#### DATA ROWS

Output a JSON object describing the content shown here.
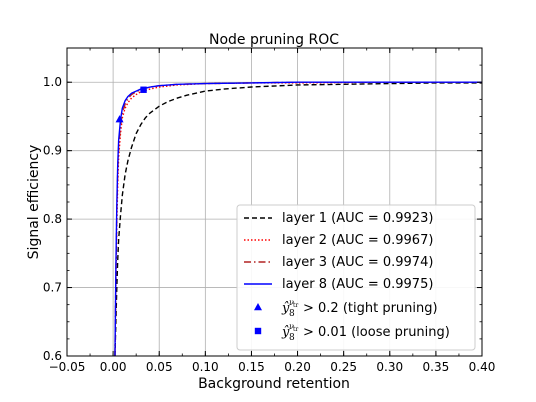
{
  "chart_data": {
    "type": "line",
    "title": "Node pruning ROC",
    "xlabel": "Background retention",
    "ylabel": "Signal efficiency",
    "xlim": [
      -0.05,
      0.4
    ],
    "ylim": [
      0.6,
      1.05
    ],
    "xticks": [
      "−0.05",
      "0.00",
      "0.05",
      "0.10",
      "0.15",
      "0.20",
      "0.25",
      "0.30",
      "0.35",
      "0.40"
    ],
    "yticks": [
      "0.6",
      "0.7",
      "0.8",
      "0.9",
      "1.0"
    ],
    "grid": true,
    "legend_position": "lower-right",
    "series": [
      {
        "name": "layer 1 (AUC = 0.9923)",
        "color": "#000000",
        "dash": "dashed",
        "x": [
          0.002,
          0.003,
          0.004,
          0.005,
          0.006,
          0.008,
          0.01,
          0.013,
          0.016,
          0.02,
          0.025,
          0.03,
          0.035,
          0.04,
          0.05,
          0.06,
          0.07,
          0.08,
          0.1,
          0.12,
          0.15,
          0.2,
          0.25,
          0.3,
          0.35,
          0.4
        ],
        "y": [
          0.6,
          0.65,
          0.7,
          0.74,
          0.77,
          0.805,
          0.835,
          0.865,
          0.885,
          0.905,
          0.925,
          0.938,
          0.948,
          0.955,
          0.965,
          0.972,
          0.977,
          0.981,
          0.987,
          0.99,
          0.993,
          0.996,
          0.997,
          0.998,
          0.999,
          0.999
        ]
      },
      {
        "name": "layer 2 (AUC = 0.9967)",
        "color": "#ff0000",
        "dash": "dotted",
        "x": [
          0.002,
          0.003,
          0.004,
          0.005,
          0.006,
          0.008,
          0.01,
          0.013,
          0.016,
          0.02,
          0.025,
          0.03,
          0.04,
          0.05,
          0.07,
          0.1,
          0.15,
          0.2,
          0.3,
          0.4
        ],
        "y": [
          0.6,
          0.7,
          0.79,
          0.85,
          0.89,
          0.925,
          0.948,
          0.962,
          0.97,
          0.977,
          0.982,
          0.986,
          0.99,
          0.993,
          0.996,
          0.998,
          0.999,
          0.999,
          1.0,
          1.0
        ]
      },
      {
        "name": "layer 3 (AUC = 0.9974)",
        "color": "#b22222",
        "dash": "dashdot",
        "x": [
          0.002,
          0.003,
          0.004,
          0.005,
          0.006,
          0.008,
          0.01,
          0.013,
          0.016,
          0.02,
          0.025,
          0.03,
          0.04,
          0.05,
          0.07,
          0.1,
          0.15,
          0.2,
          0.3,
          0.4
        ],
        "y": [
          0.6,
          0.72,
          0.81,
          0.87,
          0.905,
          0.935,
          0.955,
          0.968,
          0.976,
          0.982,
          0.986,
          0.989,
          0.993,
          0.995,
          0.997,
          0.998,
          0.999,
          1.0,
          1.0,
          1.0
        ]
      },
      {
        "name": "layer 8 (AUC = 0.9975)",
        "color": "#0000ff",
        "dash": "solid",
        "x": [
          0.002,
          0.003,
          0.004,
          0.005,
          0.006,
          0.008,
          0.01,
          0.013,
          0.016,
          0.02,
          0.025,
          0.03,
          0.04,
          0.05,
          0.07,
          0.1,
          0.15,
          0.2,
          0.3,
          0.4
        ],
        "y": [
          0.6,
          0.73,
          0.82,
          0.88,
          0.915,
          0.945,
          0.962,
          0.973,
          0.979,
          0.984,
          0.987,
          0.99,
          0.993,
          0.995,
          0.997,
          0.998,
          0.999,
          1.0,
          1.0,
          1.0
        ]
      }
    ],
    "markers": [
      {
        "name": "tight pruning",
        "shape": "triangle",
        "color": "#0000ff",
        "x": 0.007,
        "y": 0.946,
        "label_sup": "ν",
        "label_sup_sub": "tr",
        "label_sub": "8",
        "label_rest": "> 0.2 (tight pruning)"
      },
      {
        "name": "loose pruning",
        "shape": "square",
        "color": "#0000ff",
        "x": 0.033,
        "y": 0.989,
        "label_sup": "ν",
        "label_sup_sub": "tr",
        "label_sub": "8",
        "label_rest": "> 0.01 (loose pruning)"
      }
    ]
  }
}
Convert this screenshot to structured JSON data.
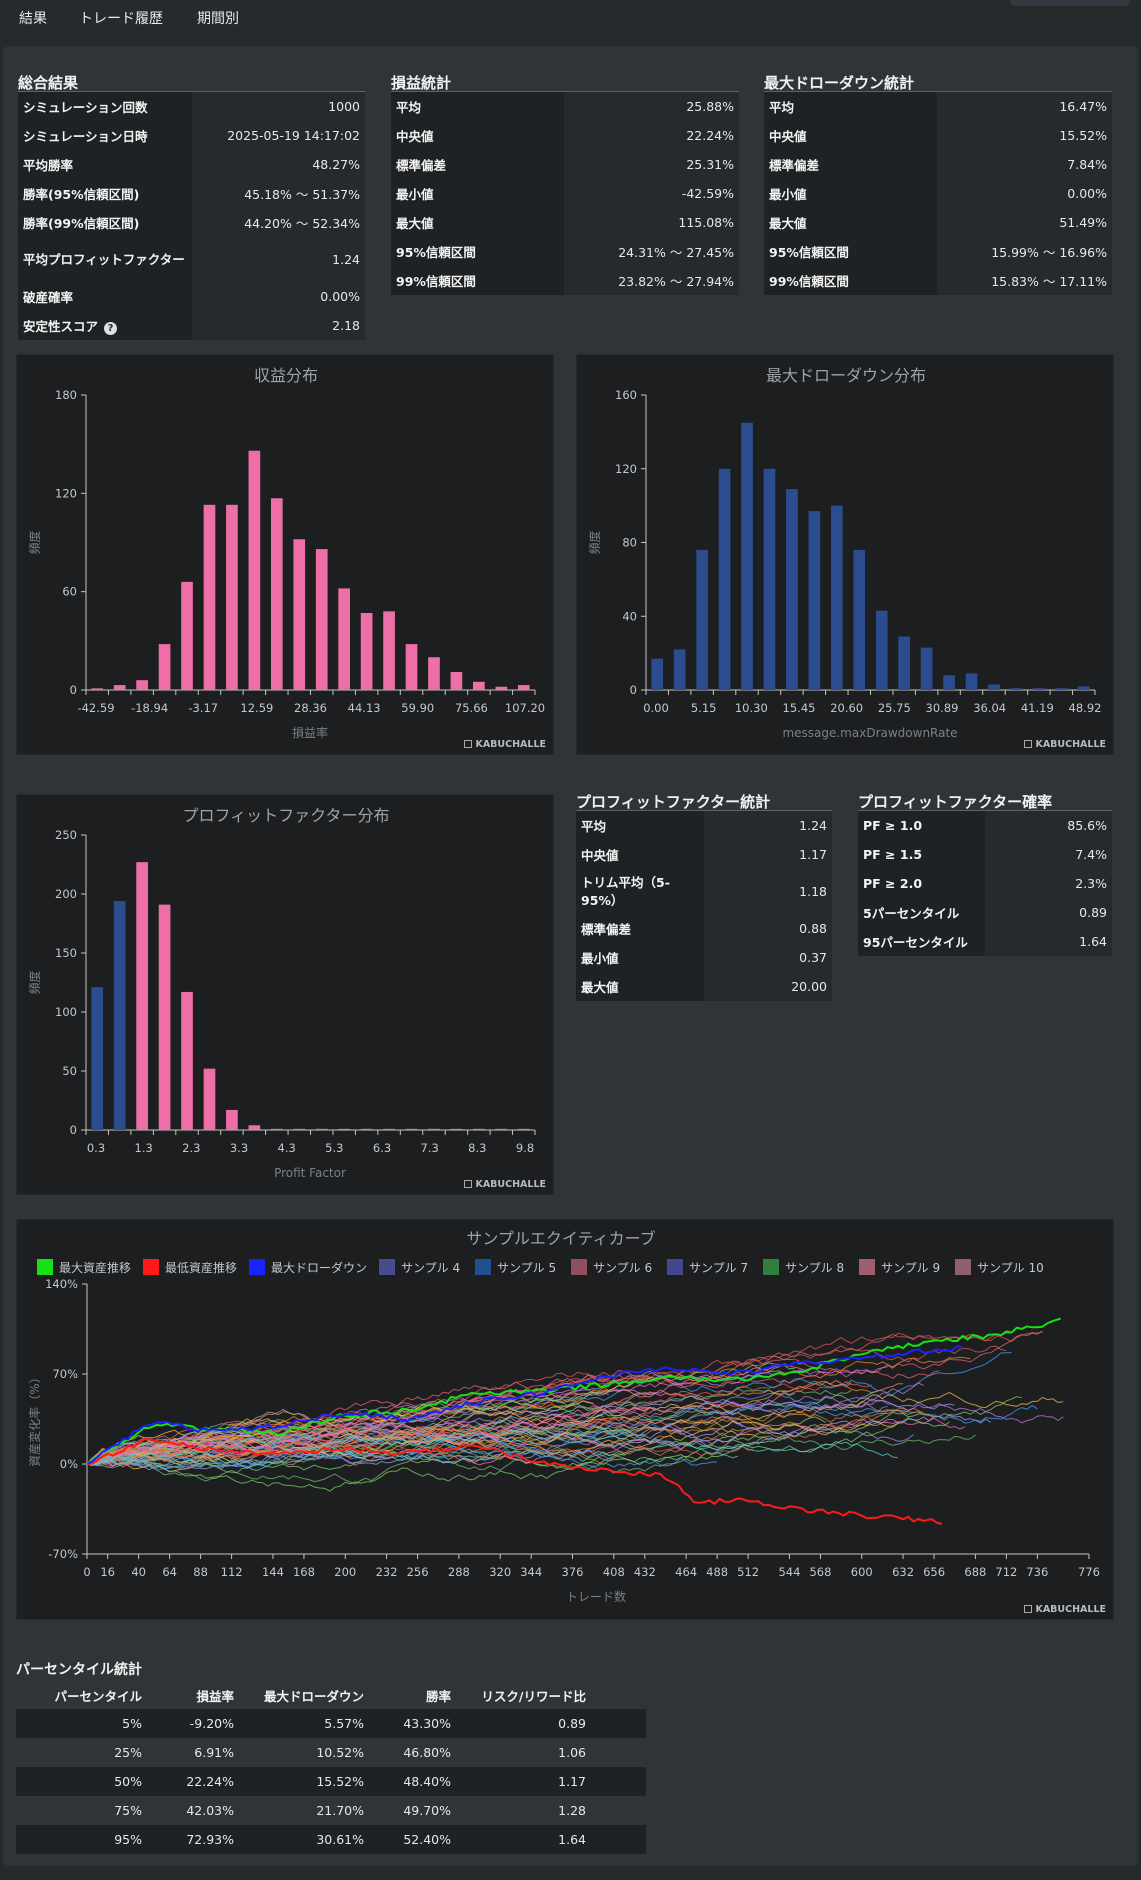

########

SET TASK:
Copy every line that contains the string "dash".

FINISHED TASK:
        "dash": "dashed",
        "dash": "dotted",
        "dash": "dashdot",
        "dash": "solid",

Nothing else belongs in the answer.